===== MATERIAL PROVIDED

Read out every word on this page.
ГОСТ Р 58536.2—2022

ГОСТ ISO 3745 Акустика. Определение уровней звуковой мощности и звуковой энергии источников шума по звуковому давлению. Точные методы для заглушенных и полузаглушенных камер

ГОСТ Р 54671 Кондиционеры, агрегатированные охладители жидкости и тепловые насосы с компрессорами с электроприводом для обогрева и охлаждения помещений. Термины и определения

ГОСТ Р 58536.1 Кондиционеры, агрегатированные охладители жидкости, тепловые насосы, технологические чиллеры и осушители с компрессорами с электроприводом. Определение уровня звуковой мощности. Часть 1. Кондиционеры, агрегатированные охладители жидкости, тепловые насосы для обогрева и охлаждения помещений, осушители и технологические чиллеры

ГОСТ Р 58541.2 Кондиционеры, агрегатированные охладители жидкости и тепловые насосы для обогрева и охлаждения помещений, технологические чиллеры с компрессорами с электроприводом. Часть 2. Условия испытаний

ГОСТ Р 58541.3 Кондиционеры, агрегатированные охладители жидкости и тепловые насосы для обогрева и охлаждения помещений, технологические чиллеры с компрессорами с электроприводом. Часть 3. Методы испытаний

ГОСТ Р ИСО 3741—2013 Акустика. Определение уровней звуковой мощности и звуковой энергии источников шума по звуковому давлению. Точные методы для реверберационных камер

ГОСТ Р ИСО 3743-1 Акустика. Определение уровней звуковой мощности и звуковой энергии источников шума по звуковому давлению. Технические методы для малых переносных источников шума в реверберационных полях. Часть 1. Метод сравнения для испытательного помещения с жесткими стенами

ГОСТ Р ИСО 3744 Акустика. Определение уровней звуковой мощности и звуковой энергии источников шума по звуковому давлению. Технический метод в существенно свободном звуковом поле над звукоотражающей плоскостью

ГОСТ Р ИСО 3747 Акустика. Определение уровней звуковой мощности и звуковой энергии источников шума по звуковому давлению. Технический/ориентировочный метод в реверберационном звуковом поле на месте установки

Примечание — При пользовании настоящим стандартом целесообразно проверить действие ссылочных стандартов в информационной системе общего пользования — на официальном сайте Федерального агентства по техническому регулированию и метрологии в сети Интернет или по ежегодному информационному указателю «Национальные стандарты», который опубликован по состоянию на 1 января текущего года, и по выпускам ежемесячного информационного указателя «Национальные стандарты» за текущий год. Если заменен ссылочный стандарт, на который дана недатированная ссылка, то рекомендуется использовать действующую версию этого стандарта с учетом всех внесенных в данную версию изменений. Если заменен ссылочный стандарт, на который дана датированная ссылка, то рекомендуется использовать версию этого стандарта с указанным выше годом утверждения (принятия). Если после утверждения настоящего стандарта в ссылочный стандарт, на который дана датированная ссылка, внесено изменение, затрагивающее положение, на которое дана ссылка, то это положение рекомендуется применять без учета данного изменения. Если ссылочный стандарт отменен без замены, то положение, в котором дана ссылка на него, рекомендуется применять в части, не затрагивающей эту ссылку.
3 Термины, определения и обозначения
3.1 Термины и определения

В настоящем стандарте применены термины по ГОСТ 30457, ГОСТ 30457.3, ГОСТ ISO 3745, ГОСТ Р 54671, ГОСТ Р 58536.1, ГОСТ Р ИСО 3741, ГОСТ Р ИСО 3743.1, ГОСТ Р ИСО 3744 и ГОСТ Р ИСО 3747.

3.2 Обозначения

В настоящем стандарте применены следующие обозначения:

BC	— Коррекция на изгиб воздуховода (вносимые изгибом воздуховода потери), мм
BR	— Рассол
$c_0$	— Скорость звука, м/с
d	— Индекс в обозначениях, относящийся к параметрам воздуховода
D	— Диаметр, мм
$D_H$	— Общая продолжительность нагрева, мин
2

==========

* WORK TO COMPLETE
Look through the material above and pick out each line holding the word "чиллеры".

* WRITTEN RESPONSE
ГОСТ Р 58536.1 Кондиционеры, агрегатированные охладители жидкости, тепловые насосы, технологические чиллеры и осушители с компрессорами с электроприводом. Определение уровня звуковой мощности. Часть 1. Кондиционеры, агрегатированные охладители жидкости, тепловые насосы для обогрева и охлаждения помещений, осушители и технологические чиллеры
ГОСТ Р 58541.2 Кондиционеры, агрегатированные охладители жидкости и тепловые насосы для обогрева и охлаждения помещений, технологические чиллеры с компрессорами с электроприводом. Часть 2. Условия испытаний
ГОСТ Р 58541.3 Кондиционеры, агрегатированные охладители жидкости и тепловые насосы для обогрева и охлаждения помещений, технологические чиллеры с компрессорами с электроприводом. Часть 3. Методы испытаний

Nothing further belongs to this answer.